---- DATA ENTRIES
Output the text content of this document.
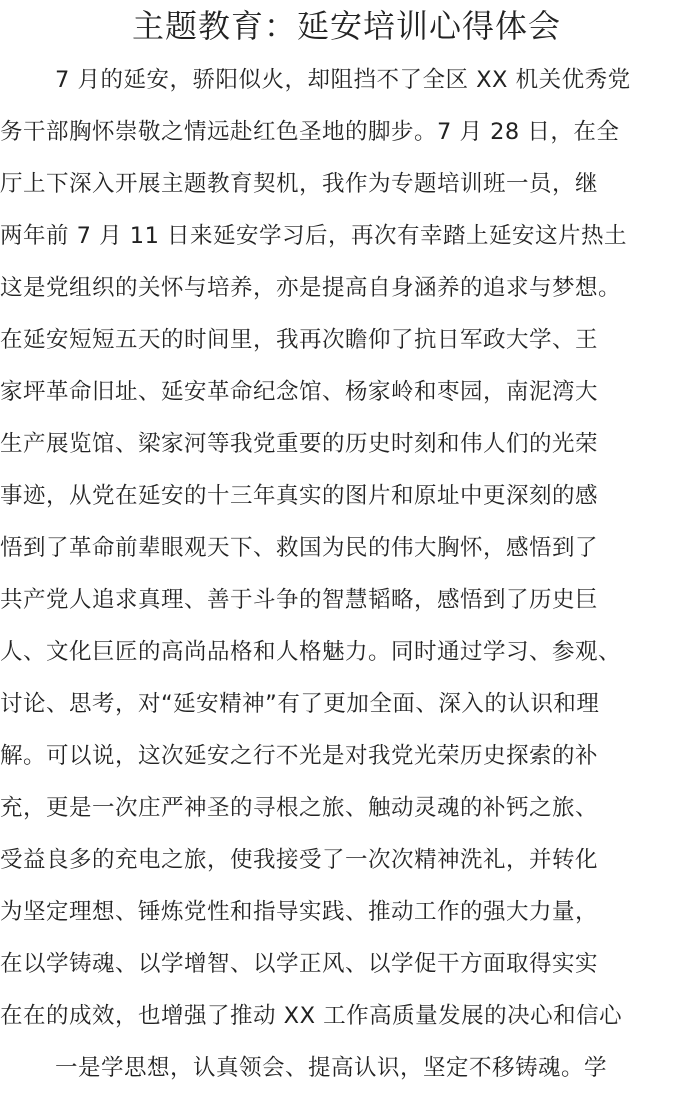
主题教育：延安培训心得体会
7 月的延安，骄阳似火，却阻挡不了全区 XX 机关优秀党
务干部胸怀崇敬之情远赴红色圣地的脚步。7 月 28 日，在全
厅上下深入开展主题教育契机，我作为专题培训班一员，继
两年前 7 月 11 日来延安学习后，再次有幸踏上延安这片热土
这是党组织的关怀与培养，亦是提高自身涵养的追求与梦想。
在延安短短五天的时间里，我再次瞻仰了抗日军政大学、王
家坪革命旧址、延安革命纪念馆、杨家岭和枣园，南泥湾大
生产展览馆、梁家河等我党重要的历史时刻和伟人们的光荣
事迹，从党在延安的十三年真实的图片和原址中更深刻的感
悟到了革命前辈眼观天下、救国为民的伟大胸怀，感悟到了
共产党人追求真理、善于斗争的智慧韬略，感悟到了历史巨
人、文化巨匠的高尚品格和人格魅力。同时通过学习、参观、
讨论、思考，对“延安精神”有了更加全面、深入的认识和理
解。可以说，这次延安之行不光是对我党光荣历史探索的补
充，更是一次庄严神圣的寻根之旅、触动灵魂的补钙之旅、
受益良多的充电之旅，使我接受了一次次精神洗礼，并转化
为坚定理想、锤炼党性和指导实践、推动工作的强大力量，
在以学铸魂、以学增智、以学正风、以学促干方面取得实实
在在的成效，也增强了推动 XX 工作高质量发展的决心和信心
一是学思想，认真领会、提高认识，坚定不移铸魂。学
--------
__CHALLENGE__
Copy every entry word for word, but omit the pictures.

__THE SOLUTION__
Output the text content of this document.
主题教育：延安培训心得体会
7 月的延安，骄阳似火，却阻挡不了全区 XX 机关优秀党
务干部胸怀崇敬之情远赴红色圣地的脚步。7 月 28 日，在全
厅上下深入开展主题教育契机，我作为专题培训班一员，继
两年前 7 月 11 日来延安学习后，再次有幸踏上延安这片热土
这是党组织的关怀与培养，亦是提高自身涵养的追求与梦想。
在延安短短五天的时间里，我再次瞻仰了抗日军政大学、王
家坪革命旧址、延安革命纪念馆、杨家岭和枣园，南泥湾大
生产展览馆、梁家河等我党重要的历史时刻和伟人们的光荣
事迹，从党在延安的十三年真实的图片和原址中更深刻的感
悟到了革命前辈眼观天下、救国为民的伟大胸怀，感悟到了
共产党人追求真理、善于斗争的智慧韬略，感悟到了历史巨
人、文化巨匠的高尚品格和人格魅力。同时通过学习、参观、
讨论、思考，对“延安精神”有了更加全面、深入的认识和理
解。可以说，这次延安之行不光是对我党光荣历史探索的补
充，更是一次庄严神圣的寻根之旅、触动灵魂的补钙之旅、
受益良多的充电之旅，使我接受了一次次精神洗礼，并转化
为坚定理想、锤炼党性和指导实践、推动工作的强大力量，
在以学铸魂、以学增智、以学正风、以学促干方面取得实实
在在的成效，也增强了推动 XX 工作高质量发展的决心和信心
一是学思想，认真领会、提高认识，坚定不移铸魂。学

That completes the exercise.